**Instructions for the task**
Please return all lines from the records below that include the string "Ruminococcaceae".

**Material for the task**
=== Begin Enclosure ===

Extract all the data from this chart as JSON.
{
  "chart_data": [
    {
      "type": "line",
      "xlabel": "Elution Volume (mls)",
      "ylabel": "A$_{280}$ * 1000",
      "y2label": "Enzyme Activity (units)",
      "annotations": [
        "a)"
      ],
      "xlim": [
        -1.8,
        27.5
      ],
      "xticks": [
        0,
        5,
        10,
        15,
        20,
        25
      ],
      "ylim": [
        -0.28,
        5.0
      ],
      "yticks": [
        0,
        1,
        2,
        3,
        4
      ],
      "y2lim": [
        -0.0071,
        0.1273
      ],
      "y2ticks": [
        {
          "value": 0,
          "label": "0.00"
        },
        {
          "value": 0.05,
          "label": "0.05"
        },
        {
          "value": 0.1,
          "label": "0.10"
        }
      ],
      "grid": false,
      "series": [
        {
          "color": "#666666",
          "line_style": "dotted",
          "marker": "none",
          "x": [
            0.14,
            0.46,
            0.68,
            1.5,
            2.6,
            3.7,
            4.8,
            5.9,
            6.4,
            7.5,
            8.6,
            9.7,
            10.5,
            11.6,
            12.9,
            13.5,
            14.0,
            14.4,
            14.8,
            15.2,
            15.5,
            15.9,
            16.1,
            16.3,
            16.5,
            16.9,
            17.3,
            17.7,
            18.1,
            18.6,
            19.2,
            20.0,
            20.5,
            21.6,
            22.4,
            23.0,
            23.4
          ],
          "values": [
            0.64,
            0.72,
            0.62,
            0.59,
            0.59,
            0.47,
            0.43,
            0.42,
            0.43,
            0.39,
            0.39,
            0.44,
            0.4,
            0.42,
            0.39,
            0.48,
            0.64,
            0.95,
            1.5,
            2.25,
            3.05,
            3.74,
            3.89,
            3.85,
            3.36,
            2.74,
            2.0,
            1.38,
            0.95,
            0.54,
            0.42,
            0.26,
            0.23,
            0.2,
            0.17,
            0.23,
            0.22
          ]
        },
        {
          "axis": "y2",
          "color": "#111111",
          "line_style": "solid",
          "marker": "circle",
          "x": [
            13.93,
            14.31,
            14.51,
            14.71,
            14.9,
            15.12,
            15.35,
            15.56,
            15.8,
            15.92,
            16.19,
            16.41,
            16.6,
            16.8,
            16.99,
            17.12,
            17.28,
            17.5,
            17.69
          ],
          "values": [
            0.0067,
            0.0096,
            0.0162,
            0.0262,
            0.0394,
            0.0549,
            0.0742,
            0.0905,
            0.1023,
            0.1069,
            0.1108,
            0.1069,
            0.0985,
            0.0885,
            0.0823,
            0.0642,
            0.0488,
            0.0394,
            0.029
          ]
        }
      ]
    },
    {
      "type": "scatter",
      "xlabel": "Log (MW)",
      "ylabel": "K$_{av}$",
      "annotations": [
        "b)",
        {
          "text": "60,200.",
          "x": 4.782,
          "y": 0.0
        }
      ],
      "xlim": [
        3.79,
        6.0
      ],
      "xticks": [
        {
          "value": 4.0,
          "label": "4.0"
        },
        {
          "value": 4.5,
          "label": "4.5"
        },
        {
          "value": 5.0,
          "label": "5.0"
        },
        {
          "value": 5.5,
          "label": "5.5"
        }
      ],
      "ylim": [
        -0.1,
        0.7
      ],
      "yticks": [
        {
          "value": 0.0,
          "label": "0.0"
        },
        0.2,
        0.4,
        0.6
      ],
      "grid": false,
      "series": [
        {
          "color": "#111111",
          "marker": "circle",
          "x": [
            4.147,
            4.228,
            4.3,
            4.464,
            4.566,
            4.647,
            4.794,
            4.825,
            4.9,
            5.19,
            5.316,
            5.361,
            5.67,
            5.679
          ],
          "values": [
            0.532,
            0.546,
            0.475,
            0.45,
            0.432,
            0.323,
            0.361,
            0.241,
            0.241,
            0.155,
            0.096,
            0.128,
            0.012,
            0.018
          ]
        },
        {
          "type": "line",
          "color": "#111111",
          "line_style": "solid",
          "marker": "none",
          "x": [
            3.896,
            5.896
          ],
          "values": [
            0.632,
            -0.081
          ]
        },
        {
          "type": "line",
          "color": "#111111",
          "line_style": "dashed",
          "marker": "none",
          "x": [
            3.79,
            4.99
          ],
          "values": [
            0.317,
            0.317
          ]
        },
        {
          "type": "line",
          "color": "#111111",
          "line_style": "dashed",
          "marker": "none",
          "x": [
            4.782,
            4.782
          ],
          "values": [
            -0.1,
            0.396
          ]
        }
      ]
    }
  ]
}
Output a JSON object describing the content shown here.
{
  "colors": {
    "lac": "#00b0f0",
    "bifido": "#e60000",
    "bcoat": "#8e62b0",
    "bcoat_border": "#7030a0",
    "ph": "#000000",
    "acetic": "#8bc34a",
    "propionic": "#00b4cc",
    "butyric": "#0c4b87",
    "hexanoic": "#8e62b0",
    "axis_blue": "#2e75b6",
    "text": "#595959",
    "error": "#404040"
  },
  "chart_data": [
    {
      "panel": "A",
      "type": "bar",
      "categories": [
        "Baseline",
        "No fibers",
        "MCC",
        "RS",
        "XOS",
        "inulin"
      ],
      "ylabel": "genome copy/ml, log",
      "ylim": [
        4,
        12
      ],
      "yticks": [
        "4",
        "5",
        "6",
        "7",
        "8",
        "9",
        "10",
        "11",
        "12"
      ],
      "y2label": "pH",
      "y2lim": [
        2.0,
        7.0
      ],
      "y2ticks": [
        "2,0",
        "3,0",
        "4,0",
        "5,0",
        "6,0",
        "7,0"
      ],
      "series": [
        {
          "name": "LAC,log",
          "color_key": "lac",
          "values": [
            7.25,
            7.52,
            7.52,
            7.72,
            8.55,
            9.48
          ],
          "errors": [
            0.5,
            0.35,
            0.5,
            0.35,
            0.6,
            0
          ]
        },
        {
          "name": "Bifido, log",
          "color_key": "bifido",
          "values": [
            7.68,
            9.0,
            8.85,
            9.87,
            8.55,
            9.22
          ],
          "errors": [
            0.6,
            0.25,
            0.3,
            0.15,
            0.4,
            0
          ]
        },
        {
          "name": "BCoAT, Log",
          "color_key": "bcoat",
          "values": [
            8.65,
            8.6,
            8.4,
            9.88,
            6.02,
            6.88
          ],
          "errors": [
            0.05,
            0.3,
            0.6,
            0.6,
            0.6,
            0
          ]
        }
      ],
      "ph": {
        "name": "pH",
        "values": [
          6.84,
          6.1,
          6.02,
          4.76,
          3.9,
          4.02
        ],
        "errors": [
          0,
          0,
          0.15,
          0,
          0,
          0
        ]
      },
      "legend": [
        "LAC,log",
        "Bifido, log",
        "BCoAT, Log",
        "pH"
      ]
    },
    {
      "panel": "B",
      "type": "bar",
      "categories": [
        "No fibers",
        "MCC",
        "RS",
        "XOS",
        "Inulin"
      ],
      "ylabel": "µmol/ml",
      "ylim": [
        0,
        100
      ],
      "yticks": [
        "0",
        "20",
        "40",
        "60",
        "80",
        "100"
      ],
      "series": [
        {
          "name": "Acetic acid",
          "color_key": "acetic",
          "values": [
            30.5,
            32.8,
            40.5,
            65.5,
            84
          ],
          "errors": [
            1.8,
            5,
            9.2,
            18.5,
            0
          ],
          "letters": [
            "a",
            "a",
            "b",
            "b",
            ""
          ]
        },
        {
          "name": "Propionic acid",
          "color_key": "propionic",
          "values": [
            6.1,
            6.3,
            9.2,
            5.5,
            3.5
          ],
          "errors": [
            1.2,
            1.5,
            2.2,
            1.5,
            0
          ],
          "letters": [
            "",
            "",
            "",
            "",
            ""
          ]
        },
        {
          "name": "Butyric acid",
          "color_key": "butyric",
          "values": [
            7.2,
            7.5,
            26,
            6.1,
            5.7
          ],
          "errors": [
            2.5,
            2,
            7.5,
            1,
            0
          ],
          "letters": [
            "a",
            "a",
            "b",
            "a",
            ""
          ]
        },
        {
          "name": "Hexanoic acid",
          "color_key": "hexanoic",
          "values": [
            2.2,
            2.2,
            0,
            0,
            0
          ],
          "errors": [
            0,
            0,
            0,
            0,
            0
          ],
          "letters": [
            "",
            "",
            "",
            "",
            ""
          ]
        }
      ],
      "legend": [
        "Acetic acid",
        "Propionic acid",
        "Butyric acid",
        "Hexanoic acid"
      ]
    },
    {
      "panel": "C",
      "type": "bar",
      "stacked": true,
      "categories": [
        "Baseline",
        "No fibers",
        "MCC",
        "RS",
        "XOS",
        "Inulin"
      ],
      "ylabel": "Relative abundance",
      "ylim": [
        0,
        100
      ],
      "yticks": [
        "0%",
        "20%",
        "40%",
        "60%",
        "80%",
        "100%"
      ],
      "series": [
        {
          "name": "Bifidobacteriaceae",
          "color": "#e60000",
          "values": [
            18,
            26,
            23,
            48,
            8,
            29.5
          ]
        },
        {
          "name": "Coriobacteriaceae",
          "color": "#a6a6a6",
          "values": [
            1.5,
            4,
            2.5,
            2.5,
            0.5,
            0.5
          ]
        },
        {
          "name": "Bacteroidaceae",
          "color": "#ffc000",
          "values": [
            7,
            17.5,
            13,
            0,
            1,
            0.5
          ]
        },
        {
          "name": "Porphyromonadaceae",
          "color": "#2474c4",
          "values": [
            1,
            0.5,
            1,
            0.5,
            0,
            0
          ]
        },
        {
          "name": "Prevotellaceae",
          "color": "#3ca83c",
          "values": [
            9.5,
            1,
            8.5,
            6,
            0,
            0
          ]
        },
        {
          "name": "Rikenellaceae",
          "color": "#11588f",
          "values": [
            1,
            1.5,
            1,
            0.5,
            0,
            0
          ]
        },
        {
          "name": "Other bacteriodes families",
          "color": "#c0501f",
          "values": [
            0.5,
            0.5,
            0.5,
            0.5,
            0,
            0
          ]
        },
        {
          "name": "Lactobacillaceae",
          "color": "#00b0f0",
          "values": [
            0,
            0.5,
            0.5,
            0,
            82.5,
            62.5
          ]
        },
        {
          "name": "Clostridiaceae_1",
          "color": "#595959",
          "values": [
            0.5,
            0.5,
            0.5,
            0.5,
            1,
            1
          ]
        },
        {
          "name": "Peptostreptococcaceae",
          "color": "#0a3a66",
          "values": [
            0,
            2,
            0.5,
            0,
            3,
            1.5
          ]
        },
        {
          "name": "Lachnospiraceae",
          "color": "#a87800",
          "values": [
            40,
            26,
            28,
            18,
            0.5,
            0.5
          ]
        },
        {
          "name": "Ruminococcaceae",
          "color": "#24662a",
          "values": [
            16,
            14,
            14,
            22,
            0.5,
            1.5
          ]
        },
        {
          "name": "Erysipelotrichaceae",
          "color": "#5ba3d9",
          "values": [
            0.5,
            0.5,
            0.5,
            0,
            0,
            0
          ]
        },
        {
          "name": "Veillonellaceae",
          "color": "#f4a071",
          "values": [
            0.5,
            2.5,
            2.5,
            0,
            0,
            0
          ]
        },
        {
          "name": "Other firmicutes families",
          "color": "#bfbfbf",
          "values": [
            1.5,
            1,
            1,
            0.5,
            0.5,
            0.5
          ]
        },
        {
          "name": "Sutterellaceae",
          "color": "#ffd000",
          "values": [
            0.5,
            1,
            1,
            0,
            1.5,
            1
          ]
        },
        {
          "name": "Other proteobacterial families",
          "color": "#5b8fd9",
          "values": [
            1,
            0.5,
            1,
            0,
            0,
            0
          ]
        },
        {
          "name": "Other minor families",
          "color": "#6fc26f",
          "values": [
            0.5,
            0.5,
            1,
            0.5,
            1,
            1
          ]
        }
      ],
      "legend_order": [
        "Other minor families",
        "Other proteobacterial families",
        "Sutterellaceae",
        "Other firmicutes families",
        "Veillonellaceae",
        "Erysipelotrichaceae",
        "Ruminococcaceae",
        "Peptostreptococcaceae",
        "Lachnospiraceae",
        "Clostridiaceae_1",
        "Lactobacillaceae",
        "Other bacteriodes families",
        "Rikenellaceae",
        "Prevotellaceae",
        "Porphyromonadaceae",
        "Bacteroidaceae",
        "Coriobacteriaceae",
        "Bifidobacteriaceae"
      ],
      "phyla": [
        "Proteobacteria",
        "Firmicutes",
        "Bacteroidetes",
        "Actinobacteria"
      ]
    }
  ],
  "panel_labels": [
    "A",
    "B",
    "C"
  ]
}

=== End Enclosure ===

**Exercise solution**
          "name": "Ruminococcaceae",
        "Ruminococcaceae",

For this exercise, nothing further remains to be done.